STATED GOAL
Set down all of the data exactly as it appears.

##########

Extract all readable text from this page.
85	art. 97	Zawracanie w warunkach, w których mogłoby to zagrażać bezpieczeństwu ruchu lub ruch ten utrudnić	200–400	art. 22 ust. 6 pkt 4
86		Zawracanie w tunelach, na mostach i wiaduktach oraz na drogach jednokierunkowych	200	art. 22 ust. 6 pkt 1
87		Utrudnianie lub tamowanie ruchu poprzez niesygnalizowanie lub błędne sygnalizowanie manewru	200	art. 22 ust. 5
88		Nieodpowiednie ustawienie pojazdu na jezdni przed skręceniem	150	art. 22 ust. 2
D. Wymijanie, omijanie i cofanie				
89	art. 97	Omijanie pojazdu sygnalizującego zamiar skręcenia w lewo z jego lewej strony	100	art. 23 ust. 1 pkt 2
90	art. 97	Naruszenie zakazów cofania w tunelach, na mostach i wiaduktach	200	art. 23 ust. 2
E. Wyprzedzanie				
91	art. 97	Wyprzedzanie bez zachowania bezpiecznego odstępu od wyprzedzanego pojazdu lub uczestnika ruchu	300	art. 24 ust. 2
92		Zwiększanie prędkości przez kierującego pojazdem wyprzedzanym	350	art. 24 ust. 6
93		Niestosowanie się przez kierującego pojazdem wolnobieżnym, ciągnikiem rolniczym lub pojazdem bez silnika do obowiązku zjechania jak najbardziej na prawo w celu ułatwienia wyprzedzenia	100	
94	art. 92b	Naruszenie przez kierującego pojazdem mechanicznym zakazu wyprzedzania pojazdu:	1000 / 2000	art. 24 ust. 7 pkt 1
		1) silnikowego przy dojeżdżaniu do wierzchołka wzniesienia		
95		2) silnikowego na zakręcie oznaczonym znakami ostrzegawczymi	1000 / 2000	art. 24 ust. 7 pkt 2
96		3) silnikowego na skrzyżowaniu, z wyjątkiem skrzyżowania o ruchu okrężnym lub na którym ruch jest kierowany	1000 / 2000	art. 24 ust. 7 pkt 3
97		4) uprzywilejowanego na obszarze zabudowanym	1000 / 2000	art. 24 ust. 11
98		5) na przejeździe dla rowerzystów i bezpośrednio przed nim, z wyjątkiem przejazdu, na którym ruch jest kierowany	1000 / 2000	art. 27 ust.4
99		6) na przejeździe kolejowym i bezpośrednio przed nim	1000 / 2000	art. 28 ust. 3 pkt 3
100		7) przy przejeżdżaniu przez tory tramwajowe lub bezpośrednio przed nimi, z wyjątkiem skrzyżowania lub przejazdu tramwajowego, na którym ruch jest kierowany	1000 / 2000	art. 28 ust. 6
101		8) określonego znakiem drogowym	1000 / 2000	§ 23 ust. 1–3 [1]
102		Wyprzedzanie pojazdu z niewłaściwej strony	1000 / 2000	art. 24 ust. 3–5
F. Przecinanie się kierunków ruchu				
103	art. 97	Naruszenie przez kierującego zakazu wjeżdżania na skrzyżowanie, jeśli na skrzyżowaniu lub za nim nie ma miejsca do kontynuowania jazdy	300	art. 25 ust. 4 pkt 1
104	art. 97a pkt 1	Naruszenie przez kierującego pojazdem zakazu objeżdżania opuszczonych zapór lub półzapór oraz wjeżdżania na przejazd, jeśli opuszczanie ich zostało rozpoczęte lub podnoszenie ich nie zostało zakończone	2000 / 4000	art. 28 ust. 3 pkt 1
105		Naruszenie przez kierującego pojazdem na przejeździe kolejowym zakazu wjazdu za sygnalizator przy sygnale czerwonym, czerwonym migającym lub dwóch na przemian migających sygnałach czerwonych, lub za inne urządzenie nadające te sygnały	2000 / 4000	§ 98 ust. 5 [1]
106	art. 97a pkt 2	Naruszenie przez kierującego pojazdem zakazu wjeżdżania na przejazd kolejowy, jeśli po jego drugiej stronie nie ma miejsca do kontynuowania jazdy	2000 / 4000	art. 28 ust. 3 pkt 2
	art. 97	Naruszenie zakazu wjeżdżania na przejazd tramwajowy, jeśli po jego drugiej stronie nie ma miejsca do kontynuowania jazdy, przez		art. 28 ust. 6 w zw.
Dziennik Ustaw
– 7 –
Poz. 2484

##########

OUTPUT OF THE EXERCISE
Extract all readable text from this page.
85	art. 97	Zawracanie w warunkach, w których mogłoby to zagrażać bezpieczeństwu ruchu lub ruch ten utrudnić	200–400	art. 22 ust. 6 pkt 4
86		Zawracanie w tunelach, na mostach i wiaduktach oraz na drogach jednokierunkowych	200	art. 22 ust. 6 pkt 1
87		Utrudnianie lub tamowanie ruchu poprzez niesygnalizowanie lub błędne sygnalizowanie manewru	200	art. 22 ust. 5
88		Nieodpowiednie ustawienie pojazdu na jezdni przed skręceniem	150	art. 22 ust. 2
D. Wymijanie, omijanie i cofanie				
89	art. 97	Omijanie pojazdu sygnalizującego zamiar skręcenia w lewo z jego lewej strony	100	art. 23 ust. 1 pkt 2
90	art. 97	Naruszenie zakazów cofania w tunelach, na mostach i wiaduktach	200	art. 23 ust. 2
E. Wyprzedzanie				
91	art. 97	Wyprzedzanie bez zachowania bezpiecznego odstępu od wyprzedzanego pojazdu lub uczestnika ruchu	300	art. 24 ust. 2
92		Zwiększanie prędkości przez kierującego pojazdem wyprzedzanym	350	art. 24 ust. 6
93		Niestosowanie się przez kierującego pojazdem wolnobieżnym, ciągnikiem rolniczym lub pojazdem bez silnika do obowiązku zjechania jak najbardziej na prawo w celu ułatwienia wyprzedzenia	100	
94	art. 92b	Naruszenie przez kierującego pojazdem mechanicznym zakazu wyprzedzania pojazdu:	1000 / 2000	art. 24 ust. 7 pkt 1
		1) silnikowego przy dojeżdżaniu do wierzchołka wzniesienia		
95		2) silnikowego na zakręcie oznaczonym znakami ostrzegawczymi	1000 / 2000	art. 24 ust. 7 pkt 2
96		3) silnikowego na skrzyżowaniu, z wyjątkiem skrzyżowania o ruchu okrężnym lub na którym ruch jest kierowany	1000 / 2000	art. 24 ust. 7 pkt 3
97		4) uprzywilejowanego na obszarze zabudowanym	1000 / 2000	art. 24 ust. 11
98		5) na przejeździe dla rowerzystów i bezpośrednio przed nim, z wyjątkiem przejazdu, na którym ruch jest kierowany	1000 / 2000	art. 27 ust.4
99		6) na przejeździe kolejowym i bezpośrednio przed nim	1000 / 2000	art. 28 ust. 3 pkt 3
100		7) przy przejeżdżaniu przez tory tramwajowe lub bezpośrednio przed nimi, z wyjątkiem skrzyżowania lub przejazdu tramwajowego, na którym ruch jest kierowany	1000 / 2000	art. 28 ust. 6
101		8) określonego znakiem drogowym	1000 / 2000	§ 23 ust. 1–3 [1]
102		Wyprzedzanie pojazdu z niewłaściwej strony	1000 / 2000	art. 24 ust. 3–5
F. Przecinanie się kierunków ruchu				
103	art. 97	Naruszenie przez kierującego zakazu wjeżdżania na skrzyżowanie, jeśli na skrzyżowaniu lub za nim nie ma miejsca do kontynuowania jazdy	300	art. 25 ust. 4 pkt 1
104	art. 97a pkt 1	Naruszenie przez kierującego pojazdem zakazu objeżdżania opuszczonych zapór lub półzapór oraz wjeżdżania na przejazd, jeśli opuszczanie ich zostało rozpoczęte lub podnoszenie ich nie zostało zakończone	2000 / 4000	art. 28 ust. 3 pkt 1
105		Naruszenie przez kierującego pojazdem na przejeździe kolejowym zakazu wjazdu za sygnalizator przy sygnale czerwonym, czerwonym migającym lub dwóch na przemian migających sygnałach czerwonych, lub za inne urządzenie nadające te sygnały	2000 / 4000	§ 98 ust. 5 [1]
106	art. 97a pkt 2	Naruszenie przez kierującego pojazdem zakazu wjeżdżania na przejazd kolejowy, jeśli po jego drugiej stronie nie ma miejsca do kontynuowania jazdy	2000 / 4000	art. 28 ust. 3 pkt 2
	art. 97	Naruszenie zakazu wjeżdżania na przejazd tramwajowy, jeśli po jego drugiej stronie nie ma miejsca do kontynuowania jazdy, przez		art. 28 ust. 6 w zw.
Dziennik Ustaw
– 7 –
Poz. 2484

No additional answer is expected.